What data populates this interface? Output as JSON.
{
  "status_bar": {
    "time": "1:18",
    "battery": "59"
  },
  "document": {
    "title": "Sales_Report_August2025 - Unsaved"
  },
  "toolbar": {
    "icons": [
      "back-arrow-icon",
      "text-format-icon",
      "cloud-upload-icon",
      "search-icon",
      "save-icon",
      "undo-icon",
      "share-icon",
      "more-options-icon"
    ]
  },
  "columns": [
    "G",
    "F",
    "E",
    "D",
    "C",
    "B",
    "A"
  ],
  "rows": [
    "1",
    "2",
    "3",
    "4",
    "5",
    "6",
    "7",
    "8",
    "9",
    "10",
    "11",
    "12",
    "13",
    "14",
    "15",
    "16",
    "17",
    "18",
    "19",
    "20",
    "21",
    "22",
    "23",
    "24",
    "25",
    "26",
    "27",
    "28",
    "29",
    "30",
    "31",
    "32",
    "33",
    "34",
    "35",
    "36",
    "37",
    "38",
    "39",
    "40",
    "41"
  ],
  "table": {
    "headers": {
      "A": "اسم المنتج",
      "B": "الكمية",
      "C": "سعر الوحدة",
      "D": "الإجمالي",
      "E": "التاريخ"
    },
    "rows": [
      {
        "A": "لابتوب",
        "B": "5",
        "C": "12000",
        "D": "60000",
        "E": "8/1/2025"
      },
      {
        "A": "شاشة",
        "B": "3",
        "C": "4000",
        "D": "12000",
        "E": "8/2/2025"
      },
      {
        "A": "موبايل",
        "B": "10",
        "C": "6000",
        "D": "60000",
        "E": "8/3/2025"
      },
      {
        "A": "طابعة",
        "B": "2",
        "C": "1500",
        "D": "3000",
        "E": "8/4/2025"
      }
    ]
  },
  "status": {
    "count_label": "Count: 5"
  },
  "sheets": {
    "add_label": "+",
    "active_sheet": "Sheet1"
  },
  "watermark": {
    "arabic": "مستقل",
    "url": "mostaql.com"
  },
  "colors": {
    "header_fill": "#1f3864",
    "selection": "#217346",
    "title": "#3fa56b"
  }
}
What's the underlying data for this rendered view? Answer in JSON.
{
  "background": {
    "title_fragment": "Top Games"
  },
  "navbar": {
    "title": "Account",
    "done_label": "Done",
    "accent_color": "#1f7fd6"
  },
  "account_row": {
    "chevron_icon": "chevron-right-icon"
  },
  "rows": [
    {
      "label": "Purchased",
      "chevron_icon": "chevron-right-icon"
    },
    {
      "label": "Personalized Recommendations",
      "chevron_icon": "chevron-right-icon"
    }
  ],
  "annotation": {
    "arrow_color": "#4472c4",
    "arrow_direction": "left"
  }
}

**TASK GOAL**
Copy out the whole listing exactly; please set it all down.

**FINAL RESULT**
What data populates this interface? Output as JSON.
{
  "status_bar": {
    "time": "1:18",
    "battery": "59"
  },
  "document": {
    "title": "Sales_Report_August2025 - Unsaved"
  },
  "toolbar": {
    "icons": [
      "back-arrow-icon",
      "text-format-icon",
      "cloud-upload-icon",
      "search-icon",
      "save-icon",
      "undo-icon",
      "share-icon",
      "more-options-icon"
    ]
  },
  "columns": [
    "G",
    "F",
    "E",
    "D",
    "C",
    "B",
    "A"
  ],
  "rows": [
    "1",
    "2",
    "3",
    "4",
    "5",
    "6",
    "7",
    "8",
    "9",
    "10",
    "11",
    "12",
    "13",
    "14",
    "15",
    "16",
    "17",
    "18",
    "19",
    "20",
    "21",
    "22",
    "23",
    "24",
    "25",
    "26",
    "27",
    "28",
    "29",
    "30",
    "31",
    "32",
    "33",
    "34",
    "35",
    "36",
    "37",
    "38",
    "39",
    "40",
    "41"
  ],
  "table": {
    "headers": {
      "A": "اسم المنتج",
      "B": "الكمية",
      "C": "سعر الوحدة",
      "D": "الإجمالي",
      "E": "التاريخ"
    },
    "rows": [
      {
        "A": "لابتوب",
        "B": "5",
        "C": "12000",
        "D": "60000",
        "E": "8/1/2025"
      },
      {
        "A": "شاشة",
        "B": "3",
        "C": "4000",
        "D": "12000",
        "E": "8/2/2025"
      },
      {
        "A": "موبايل",
        "B": "10",
        "C": "6000",
        "D": "60000",
        "E": "8/3/2025"
      },
      {
        "A": "طابعة",
        "B": "2",
        "C": "1500",
        "D": "3000",
        "E": "8/4/2025"
      }
    ]
  },
  "status": {
    "count_label": "Count: 5"
  },
  "sheets": {
    "add_label": "+",
    "active_sheet": "Sheet1"
  },
  "watermark": {
    "arabic": "مستقل",
    "url": "mostaql.com"
  },
  "colors": {
    "header_fill": "#1f3864",
    "selection": "#217346",
    "title": "#3fa56b"
  }
}
What's the underlying data for this rendered view? Answer in JSON.
{
  "background": {
    "title_fragment": "Top Games"
  },
  "navbar": {
    "title": "Account",
    "done_label": "Done",
    "accent_color": "#1f7fd6"
  },
  "account_row": {
    "chevron_icon": "chevron-right-icon"
  },
  "rows": [
    {
      "label": "Purchased",
      "chevron_icon": "chevron-right-icon"
    },
    {
      "label": "Personalized Recommendations",
      "chevron_icon": "chevron-right-icon"
    }
  ],
  "annotation": {
    "arrow_color": "#4472c4",
    "arrow_direction": "left"
  }
}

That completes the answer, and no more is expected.